== RECORD EXTRACTS ==
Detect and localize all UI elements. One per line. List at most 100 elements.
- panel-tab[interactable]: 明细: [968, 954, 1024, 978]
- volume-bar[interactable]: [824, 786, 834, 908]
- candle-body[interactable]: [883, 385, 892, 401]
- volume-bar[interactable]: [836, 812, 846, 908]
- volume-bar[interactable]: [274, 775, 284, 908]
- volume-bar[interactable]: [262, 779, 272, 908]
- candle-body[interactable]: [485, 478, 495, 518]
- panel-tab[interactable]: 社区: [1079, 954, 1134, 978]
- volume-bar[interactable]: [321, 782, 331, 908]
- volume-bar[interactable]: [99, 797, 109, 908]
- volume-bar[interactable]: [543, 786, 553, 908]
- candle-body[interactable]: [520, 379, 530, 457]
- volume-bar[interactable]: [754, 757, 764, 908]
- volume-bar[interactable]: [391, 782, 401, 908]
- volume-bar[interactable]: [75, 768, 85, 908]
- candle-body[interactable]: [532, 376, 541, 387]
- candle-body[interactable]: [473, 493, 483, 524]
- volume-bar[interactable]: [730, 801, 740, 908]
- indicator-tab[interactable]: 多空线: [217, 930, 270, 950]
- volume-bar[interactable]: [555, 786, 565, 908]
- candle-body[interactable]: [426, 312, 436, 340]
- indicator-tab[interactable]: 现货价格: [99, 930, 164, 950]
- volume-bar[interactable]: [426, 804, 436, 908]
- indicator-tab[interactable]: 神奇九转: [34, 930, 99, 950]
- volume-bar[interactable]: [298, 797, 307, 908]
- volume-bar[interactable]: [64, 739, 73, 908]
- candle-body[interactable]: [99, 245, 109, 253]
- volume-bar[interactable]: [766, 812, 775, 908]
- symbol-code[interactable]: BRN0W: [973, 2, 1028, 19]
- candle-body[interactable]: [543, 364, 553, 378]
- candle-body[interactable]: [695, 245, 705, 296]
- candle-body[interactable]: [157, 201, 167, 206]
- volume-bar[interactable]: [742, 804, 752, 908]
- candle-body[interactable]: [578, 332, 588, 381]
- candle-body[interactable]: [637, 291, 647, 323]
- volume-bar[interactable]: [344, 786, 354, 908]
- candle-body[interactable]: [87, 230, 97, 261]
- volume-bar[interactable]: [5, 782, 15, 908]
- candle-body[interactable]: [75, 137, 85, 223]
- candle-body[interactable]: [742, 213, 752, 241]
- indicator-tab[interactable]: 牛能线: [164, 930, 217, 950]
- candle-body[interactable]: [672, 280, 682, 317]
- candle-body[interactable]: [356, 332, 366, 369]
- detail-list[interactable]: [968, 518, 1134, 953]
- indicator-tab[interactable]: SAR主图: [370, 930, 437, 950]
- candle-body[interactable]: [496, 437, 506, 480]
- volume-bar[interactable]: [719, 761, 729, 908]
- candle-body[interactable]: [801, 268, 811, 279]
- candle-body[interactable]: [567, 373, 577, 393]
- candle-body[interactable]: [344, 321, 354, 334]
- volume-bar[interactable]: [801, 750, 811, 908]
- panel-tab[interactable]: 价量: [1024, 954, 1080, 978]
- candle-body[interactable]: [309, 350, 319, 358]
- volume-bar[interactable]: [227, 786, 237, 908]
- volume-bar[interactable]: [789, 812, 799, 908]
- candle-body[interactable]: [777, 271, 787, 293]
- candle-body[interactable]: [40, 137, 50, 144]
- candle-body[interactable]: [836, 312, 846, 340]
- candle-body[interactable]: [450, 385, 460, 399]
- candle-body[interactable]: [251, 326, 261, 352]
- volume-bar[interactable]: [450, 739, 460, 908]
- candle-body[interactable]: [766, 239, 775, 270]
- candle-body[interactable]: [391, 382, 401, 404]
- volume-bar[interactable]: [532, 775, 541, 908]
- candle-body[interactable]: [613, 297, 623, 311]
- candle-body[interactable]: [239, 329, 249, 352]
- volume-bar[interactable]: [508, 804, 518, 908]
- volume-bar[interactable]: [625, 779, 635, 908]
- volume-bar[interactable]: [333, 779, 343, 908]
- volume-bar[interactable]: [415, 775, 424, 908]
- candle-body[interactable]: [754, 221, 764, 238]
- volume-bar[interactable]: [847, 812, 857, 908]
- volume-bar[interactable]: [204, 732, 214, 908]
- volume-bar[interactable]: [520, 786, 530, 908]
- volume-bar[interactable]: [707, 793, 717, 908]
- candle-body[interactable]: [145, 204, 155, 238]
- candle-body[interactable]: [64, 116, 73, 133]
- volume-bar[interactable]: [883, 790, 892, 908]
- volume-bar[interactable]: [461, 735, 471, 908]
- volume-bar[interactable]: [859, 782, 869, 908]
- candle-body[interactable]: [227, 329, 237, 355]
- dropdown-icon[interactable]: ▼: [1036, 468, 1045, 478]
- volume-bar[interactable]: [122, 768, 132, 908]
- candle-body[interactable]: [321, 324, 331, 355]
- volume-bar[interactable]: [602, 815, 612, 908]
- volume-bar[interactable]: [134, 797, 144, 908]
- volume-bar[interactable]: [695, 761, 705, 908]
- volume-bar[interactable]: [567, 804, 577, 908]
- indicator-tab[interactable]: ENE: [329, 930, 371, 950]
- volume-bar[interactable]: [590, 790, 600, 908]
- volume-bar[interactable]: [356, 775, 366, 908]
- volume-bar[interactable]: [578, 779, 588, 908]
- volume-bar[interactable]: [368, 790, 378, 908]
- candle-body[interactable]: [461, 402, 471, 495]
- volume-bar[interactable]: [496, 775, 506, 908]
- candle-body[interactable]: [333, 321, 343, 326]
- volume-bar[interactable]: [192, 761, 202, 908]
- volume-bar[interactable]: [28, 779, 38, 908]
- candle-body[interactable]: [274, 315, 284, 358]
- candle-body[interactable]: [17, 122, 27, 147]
===
## EXERCISE BRIEF
Which lines of the entries above contain the string "indicator"? Copy each such line, treating uppercase and lowercase as different.

## RESULT FOR THIS EXERCISE
- indicator-tab[interactable]: 多空线: [217, 930, 270, 950]
- indicator-tab[interactable]: 现货价格: [99, 930, 164, 950]
- indicator-tab[interactable]: 神奇九转: [34, 930, 99, 950]
- indicator-tab[interactable]: 牛能线: [164, 930, 217, 950]
- indicator-tab[interactable]: SAR主图: [370, 930, 437, 950]
- indicator-tab[interactable]: ENE: [329, 930, 371, 950]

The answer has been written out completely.